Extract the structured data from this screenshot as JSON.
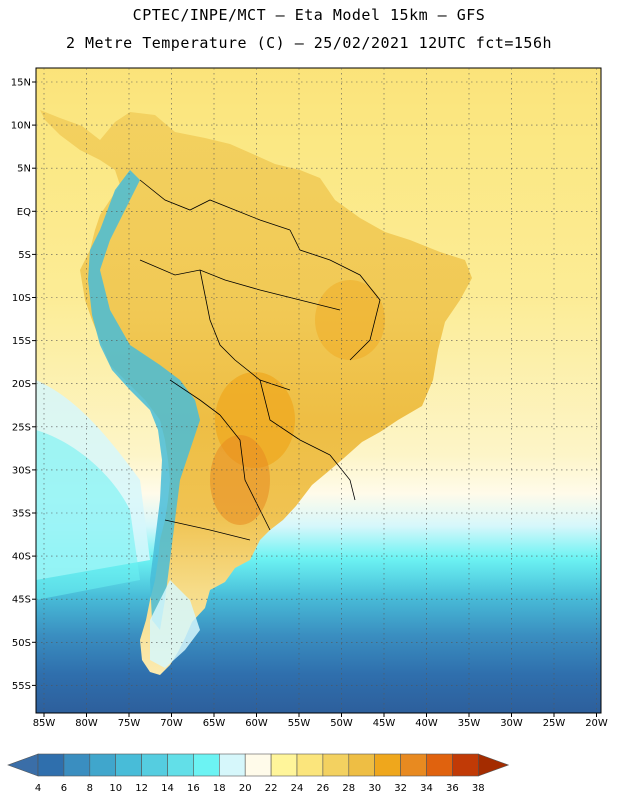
{
  "header": {
    "line1": "CPTEC/INPE/MCT –  Eta Model 15km – GFS",
    "line2": "2 Metre Temperature (C) – 25/02/2021 12UTC fct=156h"
  },
  "map": {
    "lat_labels": [
      "15N",
      "10N",
      "5N",
      "EQ",
      "5S",
      "10S",
      "15S",
      "20S",
      "25S",
      "30S",
      "35S",
      "40S",
      "45S",
      "50S",
      "55S"
    ],
    "lon_labels": [
      "85W",
      "80W",
      "75W",
      "70W",
      "65W",
      "60W",
      "55W",
      "50W",
      "45W",
      "40W",
      "35W",
      "30W",
      "25W",
      "20W"
    ],
    "grid": true
  },
  "colorbar": {
    "labels": [
      "4",
      "6",
      "8",
      "10",
      "12",
      "14",
      "16",
      "18",
      "20",
      "22",
      "24",
      "26",
      "28",
      "30",
      "32",
      "34",
      "36",
      "38"
    ],
    "colors": [
      "#3a6ea8",
      "#2f6fad",
      "#3a8ec0",
      "#40a6cc",
      "#48bcd8",
      "#55cde0",
      "#62dfe8",
      "#6cf3f3",
      "#d6f7fb",
      "#fffbea",
      "#fff59a",
      "#fbe57c",
      "#f3d160",
      "#eebe44",
      "#efa71c",
      "#e88a20",
      "#e0620e",
      "#c13a06",
      "#a42c00"
    ]
  }
}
========================================================================
Exercise directions:
Your task is to set down the records shown above exactly, minus any pictures.

Solution to the problem:
Extract the structured data from this screenshot as JSON.
{
  "header": {
    "line1": "CPTEC/INPE/MCT –  Eta Model 15km – GFS",
    "line2": "2 Metre Temperature (C) – 25/02/2021 12UTC fct=156h"
  },
  "map": {
    "lat_labels": [
      "15N",
      "10N",
      "5N",
      "EQ",
      "5S",
      "10S",
      "15S",
      "20S",
      "25S",
      "30S",
      "35S",
      "40S",
      "45S",
      "50S",
      "55S"
    ],
    "lon_labels": [
      "85W",
      "80W",
      "75W",
      "70W",
      "65W",
      "60W",
      "55W",
      "50W",
      "45W",
      "40W",
      "35W",
      "30W",
      "25W",
      "20W"
    ],
    "grid": true
  },
  "colorbar": {
    "labels": [
      "4",
      "6",
      "8",
      "10",
      "12",
      "14",
      "16",
      "18",
      "20",
      "22",
      "24",
      "26",
      "28",
      "30",
      "32",
      "34",
      "36",
      "38"
    ],
    "colors": [
      "#3a6ea8",
      "#2f6fad",
      "#3a8ec0",
      "#40a6cc",
      "#48bcd8",
      "#55cde0",
      "#62dfe8",
      "#6cf3f3",
      "#d6f7fb",
      "#fffbea",
      "#fff59a",
      "#fbe57c",
      "#f3d160",
      "#eebe44",
      "#efa71c",
      "#e88a20",
      "#e0620e",
      "#c13a06",
      "#a42c00"
    ]
  }
}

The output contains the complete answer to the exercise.